Given exercise -
Copy out each line in the material below that has the word "this".

Supplied records -
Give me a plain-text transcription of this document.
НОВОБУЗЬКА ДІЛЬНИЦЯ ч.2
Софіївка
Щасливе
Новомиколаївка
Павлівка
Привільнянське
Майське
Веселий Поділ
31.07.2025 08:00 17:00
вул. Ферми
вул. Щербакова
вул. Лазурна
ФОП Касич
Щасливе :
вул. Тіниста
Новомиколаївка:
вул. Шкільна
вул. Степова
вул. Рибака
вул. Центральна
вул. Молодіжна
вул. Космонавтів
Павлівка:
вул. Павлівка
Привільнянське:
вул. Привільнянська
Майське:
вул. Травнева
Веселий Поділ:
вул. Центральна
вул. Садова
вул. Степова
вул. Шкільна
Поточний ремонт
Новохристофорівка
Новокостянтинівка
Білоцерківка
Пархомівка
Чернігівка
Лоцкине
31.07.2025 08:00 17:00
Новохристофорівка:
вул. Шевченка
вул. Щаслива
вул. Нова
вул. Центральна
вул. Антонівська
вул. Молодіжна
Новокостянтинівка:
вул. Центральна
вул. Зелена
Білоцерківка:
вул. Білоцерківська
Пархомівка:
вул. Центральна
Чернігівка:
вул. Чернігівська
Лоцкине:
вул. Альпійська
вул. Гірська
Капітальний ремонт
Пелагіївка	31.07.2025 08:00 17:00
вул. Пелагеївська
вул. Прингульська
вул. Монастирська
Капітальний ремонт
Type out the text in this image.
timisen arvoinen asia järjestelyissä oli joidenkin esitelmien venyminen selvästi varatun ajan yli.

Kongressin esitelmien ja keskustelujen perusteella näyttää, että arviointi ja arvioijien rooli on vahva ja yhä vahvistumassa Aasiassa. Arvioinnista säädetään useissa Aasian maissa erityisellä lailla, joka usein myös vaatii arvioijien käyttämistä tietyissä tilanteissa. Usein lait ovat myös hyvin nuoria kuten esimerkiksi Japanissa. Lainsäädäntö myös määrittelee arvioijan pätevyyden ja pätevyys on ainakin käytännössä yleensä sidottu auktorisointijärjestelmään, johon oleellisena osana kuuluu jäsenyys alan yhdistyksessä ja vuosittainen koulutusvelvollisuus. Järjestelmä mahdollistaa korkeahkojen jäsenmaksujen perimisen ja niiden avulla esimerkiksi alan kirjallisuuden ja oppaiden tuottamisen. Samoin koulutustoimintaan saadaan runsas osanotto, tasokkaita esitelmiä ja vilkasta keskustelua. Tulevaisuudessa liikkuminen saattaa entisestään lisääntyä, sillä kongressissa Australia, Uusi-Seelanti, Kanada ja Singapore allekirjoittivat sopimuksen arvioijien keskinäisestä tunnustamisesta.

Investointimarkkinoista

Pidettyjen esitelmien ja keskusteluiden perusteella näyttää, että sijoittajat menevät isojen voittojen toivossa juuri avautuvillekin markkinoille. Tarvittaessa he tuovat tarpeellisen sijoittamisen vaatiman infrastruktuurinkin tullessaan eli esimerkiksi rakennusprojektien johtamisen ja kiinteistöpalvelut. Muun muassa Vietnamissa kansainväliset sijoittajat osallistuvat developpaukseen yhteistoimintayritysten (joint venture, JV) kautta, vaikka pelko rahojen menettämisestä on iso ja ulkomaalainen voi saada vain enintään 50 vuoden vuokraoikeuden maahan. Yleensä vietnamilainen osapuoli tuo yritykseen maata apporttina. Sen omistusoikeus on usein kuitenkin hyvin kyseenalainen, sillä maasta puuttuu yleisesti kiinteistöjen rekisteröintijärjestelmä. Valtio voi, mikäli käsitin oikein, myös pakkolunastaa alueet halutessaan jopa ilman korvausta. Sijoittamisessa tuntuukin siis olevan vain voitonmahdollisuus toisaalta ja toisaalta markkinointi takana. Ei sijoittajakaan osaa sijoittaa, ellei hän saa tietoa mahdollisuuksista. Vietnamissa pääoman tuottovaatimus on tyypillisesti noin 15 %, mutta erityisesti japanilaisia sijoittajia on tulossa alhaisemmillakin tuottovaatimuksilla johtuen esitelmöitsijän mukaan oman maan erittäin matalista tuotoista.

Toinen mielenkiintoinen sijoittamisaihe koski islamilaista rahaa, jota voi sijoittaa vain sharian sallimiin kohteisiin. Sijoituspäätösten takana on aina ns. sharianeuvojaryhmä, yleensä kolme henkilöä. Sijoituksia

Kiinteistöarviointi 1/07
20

Correct answer -
Give me a plain-text transcription of this document.
Type out the text in this image.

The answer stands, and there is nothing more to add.